TASK:
The listing must be reproduced in full, exactly as it stands.

(Records from a dataset)
════════════════

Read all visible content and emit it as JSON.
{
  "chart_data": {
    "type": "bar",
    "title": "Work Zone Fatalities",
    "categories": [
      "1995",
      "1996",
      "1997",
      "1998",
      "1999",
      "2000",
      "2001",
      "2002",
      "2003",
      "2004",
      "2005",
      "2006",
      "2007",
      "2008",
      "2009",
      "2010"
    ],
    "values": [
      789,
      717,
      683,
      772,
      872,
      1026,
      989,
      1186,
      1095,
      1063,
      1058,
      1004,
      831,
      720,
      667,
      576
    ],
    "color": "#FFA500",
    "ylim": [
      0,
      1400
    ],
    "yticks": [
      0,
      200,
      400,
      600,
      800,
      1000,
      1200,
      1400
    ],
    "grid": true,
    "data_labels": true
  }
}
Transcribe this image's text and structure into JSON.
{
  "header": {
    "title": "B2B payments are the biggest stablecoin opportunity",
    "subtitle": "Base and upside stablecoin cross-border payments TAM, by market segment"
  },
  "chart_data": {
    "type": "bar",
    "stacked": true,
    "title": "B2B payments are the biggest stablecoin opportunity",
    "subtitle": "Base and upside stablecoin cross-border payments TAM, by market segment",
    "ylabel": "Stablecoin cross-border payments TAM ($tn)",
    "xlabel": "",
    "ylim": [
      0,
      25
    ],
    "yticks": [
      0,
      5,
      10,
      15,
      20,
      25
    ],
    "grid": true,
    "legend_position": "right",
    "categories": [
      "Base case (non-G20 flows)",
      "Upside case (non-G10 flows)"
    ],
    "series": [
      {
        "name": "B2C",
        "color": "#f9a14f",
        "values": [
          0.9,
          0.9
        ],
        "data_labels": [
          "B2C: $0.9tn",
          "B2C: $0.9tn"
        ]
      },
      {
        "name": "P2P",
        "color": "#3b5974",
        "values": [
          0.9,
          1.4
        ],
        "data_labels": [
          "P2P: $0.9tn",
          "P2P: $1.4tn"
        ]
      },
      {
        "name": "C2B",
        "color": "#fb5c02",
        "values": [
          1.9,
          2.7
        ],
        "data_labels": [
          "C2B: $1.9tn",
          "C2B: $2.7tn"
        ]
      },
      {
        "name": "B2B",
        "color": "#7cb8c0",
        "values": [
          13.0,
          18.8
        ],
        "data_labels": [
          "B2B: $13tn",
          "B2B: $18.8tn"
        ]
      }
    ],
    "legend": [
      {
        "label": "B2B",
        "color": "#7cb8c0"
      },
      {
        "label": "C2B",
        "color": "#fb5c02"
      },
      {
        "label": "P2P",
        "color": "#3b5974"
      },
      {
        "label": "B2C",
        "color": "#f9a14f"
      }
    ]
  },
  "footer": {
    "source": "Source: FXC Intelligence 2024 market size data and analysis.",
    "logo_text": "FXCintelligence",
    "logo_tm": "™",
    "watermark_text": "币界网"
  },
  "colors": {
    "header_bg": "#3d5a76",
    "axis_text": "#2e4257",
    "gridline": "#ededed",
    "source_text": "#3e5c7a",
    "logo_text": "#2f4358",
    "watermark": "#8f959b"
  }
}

════════════════

OUTPUT FOR THIS EXERCISE:
Read all visible content and emit it as JSON.
{
  "chart_data": {
    "type": "bar",
    "title": "Work Zone Fatalities",
    "categories": [
      "1995",
      "1996",
      "1997",
      "1998",
      "1999",
      "2000",
      "2001",
      "2002",
      "2003",
      "2004",
      "2005",
      "2006",
      "2007",
      "2008",
      "2009",
      "2010"
    ],
    "values": [
      789,
      717,
      683,
      772,
      872,
      1026,
      989,
      1186,
      1095,
      1063,
      1058,
      1004,
      831,
      720,
      667,
      576
    ],
    "color": "#FFA500",
    "ylim": [
      0,
      1400
    ],
    "yticks": [
      0,
      200,
      400,
      600,
      800,
      1000,
      1200,
      1400
    ],
    "grid": true,
    "data_labels": true
  }
}
Transcribe this image's text and structure into JSON.
{
  "header": {
    "title": "B2B payments are the biggest stablecoin opportunity",
    "subtitle": "Base and upside stablecoin cross-border payments TAM, by market segment"
  },
  "chart_data": {
    "type": "bar",
    "stacked": true,
    "title": "B2B payments are the biggest stablecoin opportunity",
    "subtitle": "Base and upside stablecoin cross-border payments TAM, by market segment",
    "ylabel": "Stablecoin cross-border payments TAM ($tn)",
    "xlabel": "",
    "ylim": [
      0,
      25
    ],
    "yticks": [
      0,
      5,
      10,
      15,
      20,
      25
    ],
    "grid": true,
    "legend_position": "right",
    "categories": [
      "Base case (non-G20 flows)",
      "Upside case (non-G10 flows)"
    ],
    "series": [
      {
        "name": "B2C",
        "color": "#f9a14f",
        "values": [
          0.9,
          0.9
        ],
        "data_labels": [
          "B2C: $0.9tn",
          "B2C: $0.9tn"
        ]
      },
      {
        "name": "P2P",
        "color": "#3b5974",
        "values": [
          0.9,
          1.4
        ],
        "data_labels": [
          "P2P: $0.9tn",
          "P2P: $1.4tn"
        ]
      },
      {
        "name": "C2B",
        "color": "#fb5c02",
        "values": [
          1.9,
          2.7
        ],
        "data_labels": [
          "C2B: $1.9tn",
          "C2B: $2.7tn"
        ]
      },
      {
        "name": "B2B",
        "color": "#7cb8c0",
        "values": [
          13.0,
          18.8
        ],
        "data_labels": [
          "B2B: $13tn",
          "B2B: $18.8tn"
        ]
      }
    ],
    "legend": [
      {
        "label": "B2B",
        "color": "#7cb8c0"
      },
      {
        "label": "C2B",
        "color": "#fb5c02"
      },
      {
        "label": "P2P",
        "color": "#3b5974"
      },
      {
        "label": "B2C",
        "color": "#f9a14f"
      }
    ]
  },
  "footer": {
    "source": "Source: FXC Intelligence 2024 market size data and analysis.",
    "logo_text": "FXCintelligence",
    "logo_tm": "™",
    "watermark_text": "币界网"
  },
  "colors": {
    "header_bg": "#3d5a76",
    "axis_text": "#2e4257",
    "gridline": "#ededed",
    "source_text": "#3e5c7a",
    "logo_text": "#2f4358",
    "watermark": "#8f959b"
  }
}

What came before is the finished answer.